* **Orden de trabajo 1**:
Según el texto sobre los primeros filósofos griegos, ¿cuáles eran las cuatro cosas que Empédocles tenía por realmente existentes?
* **Orden de trabajo 2**:
Sigue escribiendo el texto sobre los primeros filósofos griegos a partir del punto en que termina.

* **Texto de lectura**:
┌──
Consisten en agua. Pero el agua, ella, ¿qué es? Como él dice: el principio de todo
lo demás, no consiste en nada; existe, con una existencia primordial, como principio
esencial, fundamental, primario.
Otros filósofos de esta misma época –el siglo VII antes de Jesucristo– tomaron
actitudes más o menos parecidas a la de Thales de Mileto. Por ejemplo,
Anaximandro, también creyó que el principio de todas las cosas era algo material;
pero tuvo ya una idea un poco más complicada que Thales, y determinó que ese
algo material, principio de todas las demás cosas, no era ninguna cosa determinada,
sino que era una especie de protocosa, que era lo que él llamaba en griego
“apeiron”, indefinido, una cosa indefinida, que no era ni agua, ni tierra ni fuego, ni
aire, ni piedra, sino que tenía en sí, por decirlo así, en potencia, la posibilidad de
que de ella, de ese “apeiron”, de ese infinito o indefinido se derivasen las demás
cosas.
Otro filósofo que se llamó Anaxímenes. también fue uno de esos filósofos primitivos,
que buscaron una cosa material como origen de todas las demás, como origen de
los demás principios, como única existente en sí y por sí, de la cual estaban las
demás derivadas. Anaxímenes tomó el aire.
Es posible que haya habido más intentos de antiquísimos filósofos griegos que
buscaron alguna cosa material; pero estos intentos fueron pronto superados.
Lo fueron primeramente en la dirección curiosa de no buscar una, sino varias; de
creer que el principio u origen de todas las cosas no es una sola cosa, sino varias
cosas. Es de suponer que las críticas de que fueron objeto Thales,
Anaximandro y Anaxímenes contribuyeron a ello. La dificultad grande de hacerle
creer a nadie que el mármol del Pentélico, en Atenas, fuese derivado del. agua; la
dificultad también de hacerlo derivar del aire, de hacerlo derivar de una cosa
determinada, sería probablemente objeto de críticas feroces, y entonces sobrevino
la idea de salvar las cualidades diferenciales de las cosas admitiendo, no un origen
único, sino un origen plural; no una sola cosa, de la cual fueran todas las demás
derivadas, sino varias cosas; y así un antiquísimo filósofo casi legendario, que se
llamó Empédocles inventó la teoría de que eran cuatro las cosas realmente
existentes, de las cuales se derivan todas las demás, y que esas cuatro cosas eran:
el agua, el aire, la tierra y el fuego, que él
llamó “elementos”, que quiere decir aquello con lo cual se hace todo lo demás.
└──
* **Datos proporcionados**:
┌──
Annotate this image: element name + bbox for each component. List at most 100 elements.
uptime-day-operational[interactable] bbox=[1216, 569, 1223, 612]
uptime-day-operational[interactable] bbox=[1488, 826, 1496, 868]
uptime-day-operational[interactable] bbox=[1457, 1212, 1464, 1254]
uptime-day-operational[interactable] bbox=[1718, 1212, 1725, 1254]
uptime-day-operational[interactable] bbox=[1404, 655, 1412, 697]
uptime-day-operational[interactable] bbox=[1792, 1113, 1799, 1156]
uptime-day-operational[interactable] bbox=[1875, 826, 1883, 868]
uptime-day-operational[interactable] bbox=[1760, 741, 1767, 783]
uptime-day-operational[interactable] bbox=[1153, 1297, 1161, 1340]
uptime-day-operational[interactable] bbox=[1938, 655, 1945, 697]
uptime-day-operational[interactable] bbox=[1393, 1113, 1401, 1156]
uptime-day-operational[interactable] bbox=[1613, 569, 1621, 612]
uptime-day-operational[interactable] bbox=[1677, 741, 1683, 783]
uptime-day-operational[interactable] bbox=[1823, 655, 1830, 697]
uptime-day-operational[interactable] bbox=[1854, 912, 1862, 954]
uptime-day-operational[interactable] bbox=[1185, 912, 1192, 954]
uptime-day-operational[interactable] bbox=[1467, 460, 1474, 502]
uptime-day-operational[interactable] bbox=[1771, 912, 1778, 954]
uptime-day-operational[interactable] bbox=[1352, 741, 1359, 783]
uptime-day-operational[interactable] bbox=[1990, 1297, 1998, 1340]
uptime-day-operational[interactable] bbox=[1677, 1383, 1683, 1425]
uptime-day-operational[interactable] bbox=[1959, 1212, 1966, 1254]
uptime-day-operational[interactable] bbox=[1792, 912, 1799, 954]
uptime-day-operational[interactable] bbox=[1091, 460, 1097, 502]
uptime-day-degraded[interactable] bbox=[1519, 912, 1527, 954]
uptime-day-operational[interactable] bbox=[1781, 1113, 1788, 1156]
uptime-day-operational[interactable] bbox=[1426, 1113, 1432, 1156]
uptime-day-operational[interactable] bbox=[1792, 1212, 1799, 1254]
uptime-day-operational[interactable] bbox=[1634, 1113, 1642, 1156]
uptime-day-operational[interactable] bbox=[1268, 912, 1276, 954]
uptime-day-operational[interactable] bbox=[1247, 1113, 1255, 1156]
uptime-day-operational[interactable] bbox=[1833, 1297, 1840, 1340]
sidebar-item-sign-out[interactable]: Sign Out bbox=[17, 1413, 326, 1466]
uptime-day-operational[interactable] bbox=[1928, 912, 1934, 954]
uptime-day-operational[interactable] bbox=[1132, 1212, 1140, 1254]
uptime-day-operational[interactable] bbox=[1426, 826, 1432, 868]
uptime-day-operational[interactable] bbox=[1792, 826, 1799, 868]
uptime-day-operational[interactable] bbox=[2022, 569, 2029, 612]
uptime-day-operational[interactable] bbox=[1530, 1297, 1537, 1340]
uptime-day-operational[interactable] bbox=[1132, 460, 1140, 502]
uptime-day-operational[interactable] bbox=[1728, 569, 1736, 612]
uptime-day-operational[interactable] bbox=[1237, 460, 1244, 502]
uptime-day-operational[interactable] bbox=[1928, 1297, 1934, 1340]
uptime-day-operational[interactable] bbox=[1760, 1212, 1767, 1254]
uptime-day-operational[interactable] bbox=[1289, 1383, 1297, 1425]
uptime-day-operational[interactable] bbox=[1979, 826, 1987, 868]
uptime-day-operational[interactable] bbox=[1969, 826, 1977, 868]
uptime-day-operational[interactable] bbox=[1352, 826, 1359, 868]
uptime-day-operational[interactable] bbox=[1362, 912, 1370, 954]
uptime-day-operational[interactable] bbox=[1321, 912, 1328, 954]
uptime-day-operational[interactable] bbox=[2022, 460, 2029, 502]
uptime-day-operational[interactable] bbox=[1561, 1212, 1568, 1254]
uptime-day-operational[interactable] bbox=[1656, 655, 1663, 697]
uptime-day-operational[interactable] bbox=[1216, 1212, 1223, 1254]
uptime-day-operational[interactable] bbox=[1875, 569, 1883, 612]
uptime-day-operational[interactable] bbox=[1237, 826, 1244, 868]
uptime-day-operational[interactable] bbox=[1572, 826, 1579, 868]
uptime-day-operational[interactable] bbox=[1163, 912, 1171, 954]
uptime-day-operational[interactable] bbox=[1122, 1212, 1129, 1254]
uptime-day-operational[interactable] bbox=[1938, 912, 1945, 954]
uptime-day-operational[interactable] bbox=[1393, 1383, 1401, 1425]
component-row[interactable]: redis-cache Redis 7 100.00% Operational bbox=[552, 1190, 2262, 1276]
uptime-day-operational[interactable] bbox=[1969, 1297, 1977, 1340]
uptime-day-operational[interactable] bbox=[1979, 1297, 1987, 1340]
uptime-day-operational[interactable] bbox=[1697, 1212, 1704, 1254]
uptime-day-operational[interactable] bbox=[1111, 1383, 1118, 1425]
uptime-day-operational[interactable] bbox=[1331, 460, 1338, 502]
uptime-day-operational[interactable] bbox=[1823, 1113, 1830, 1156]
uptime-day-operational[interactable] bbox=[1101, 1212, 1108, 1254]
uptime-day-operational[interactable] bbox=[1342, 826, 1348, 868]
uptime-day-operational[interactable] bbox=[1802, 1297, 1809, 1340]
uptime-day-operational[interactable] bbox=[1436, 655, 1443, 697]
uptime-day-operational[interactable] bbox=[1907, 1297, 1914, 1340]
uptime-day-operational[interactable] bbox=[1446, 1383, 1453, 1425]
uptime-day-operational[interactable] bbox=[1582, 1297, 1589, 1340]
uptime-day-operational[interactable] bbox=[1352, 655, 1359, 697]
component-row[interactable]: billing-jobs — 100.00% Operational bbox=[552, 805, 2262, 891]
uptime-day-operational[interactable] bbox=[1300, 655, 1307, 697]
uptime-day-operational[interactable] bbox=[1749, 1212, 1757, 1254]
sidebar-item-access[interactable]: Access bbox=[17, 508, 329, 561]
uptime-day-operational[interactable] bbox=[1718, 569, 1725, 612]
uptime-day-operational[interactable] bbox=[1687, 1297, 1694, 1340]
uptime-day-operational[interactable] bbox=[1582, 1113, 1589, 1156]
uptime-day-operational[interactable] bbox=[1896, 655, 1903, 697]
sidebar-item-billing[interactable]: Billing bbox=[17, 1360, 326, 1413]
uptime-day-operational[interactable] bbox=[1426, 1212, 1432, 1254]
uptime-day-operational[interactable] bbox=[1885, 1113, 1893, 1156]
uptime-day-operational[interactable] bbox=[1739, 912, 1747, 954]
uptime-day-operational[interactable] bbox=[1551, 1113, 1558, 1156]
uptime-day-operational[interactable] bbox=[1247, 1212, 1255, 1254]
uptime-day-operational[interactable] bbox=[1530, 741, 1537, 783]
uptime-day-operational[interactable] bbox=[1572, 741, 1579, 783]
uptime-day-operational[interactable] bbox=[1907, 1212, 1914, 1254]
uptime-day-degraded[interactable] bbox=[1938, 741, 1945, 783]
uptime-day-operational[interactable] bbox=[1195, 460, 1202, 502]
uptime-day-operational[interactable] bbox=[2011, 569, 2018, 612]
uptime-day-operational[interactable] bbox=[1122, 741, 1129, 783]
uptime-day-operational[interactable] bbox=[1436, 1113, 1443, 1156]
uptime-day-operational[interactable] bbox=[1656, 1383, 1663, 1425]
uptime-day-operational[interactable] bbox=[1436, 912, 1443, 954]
└──
* **Respuesta escrita 1**:
El agua, el aire, la tierra y el fuego.

* **Respuesta escrita 2**:
Los cuatro elementos de Empédocles atravesaron toda la historia del pensamiento
griego, entraron de rondón en la física de Aristóteles, llegaron hasta la Edad Media
y mueren al principio del Renacimiento.
Aproximadamente hacia la misma época en que vivió Empédocles, hay dos
acontecimientos filosóficos que para nuestros problemas metafísicos son de
importancia capital. El uno es la aparición de Pitágoras y el otro es la aparición de
Heráclito.
Pitágoras era muy aficionado a la música y fue el que descubrió (él o alguno de sus
numerosos discípulos) que en la lira las notas de las diferentes cuerdas, si suenan
diferentemente es porque unas son más cortas que otras; y no sólo descubrió eso
sino que midió la longitud relativa y encontró que las notas de la lira estaban unas
con otras en una relación numérica de longitud sencilla: en la relación de uno partido
por dos; uno partido por tres; uno partido por cuatro; uno partido por cinco.
Descubrió, pues, la octava, la quinta, la cuarta, la séptima musical, y esto lo llevó a
pensar y lo condujo hacia la idea de que todo cuanto vemos y tocamos, las cosas
tal y como se presentan, no existen de verdad, sino que son otros tantos velos que
ocultan la verdadera y auténtica realidad, la existencia real que está detrás de ella
y que es el número. Sería complejo (no pertenecería tampoco ni al tema ni a la oca-
sión) el hacer ver a ustedes en detalle esta teoría de Pitágoras. Me interesa
solamente haberla hecho notar, porque es la primera vez que en la historia del
pensamiento griego sale a relucir como cosa realmente existente, una cosa no
material, ni extensa, ni visible, ni tangible.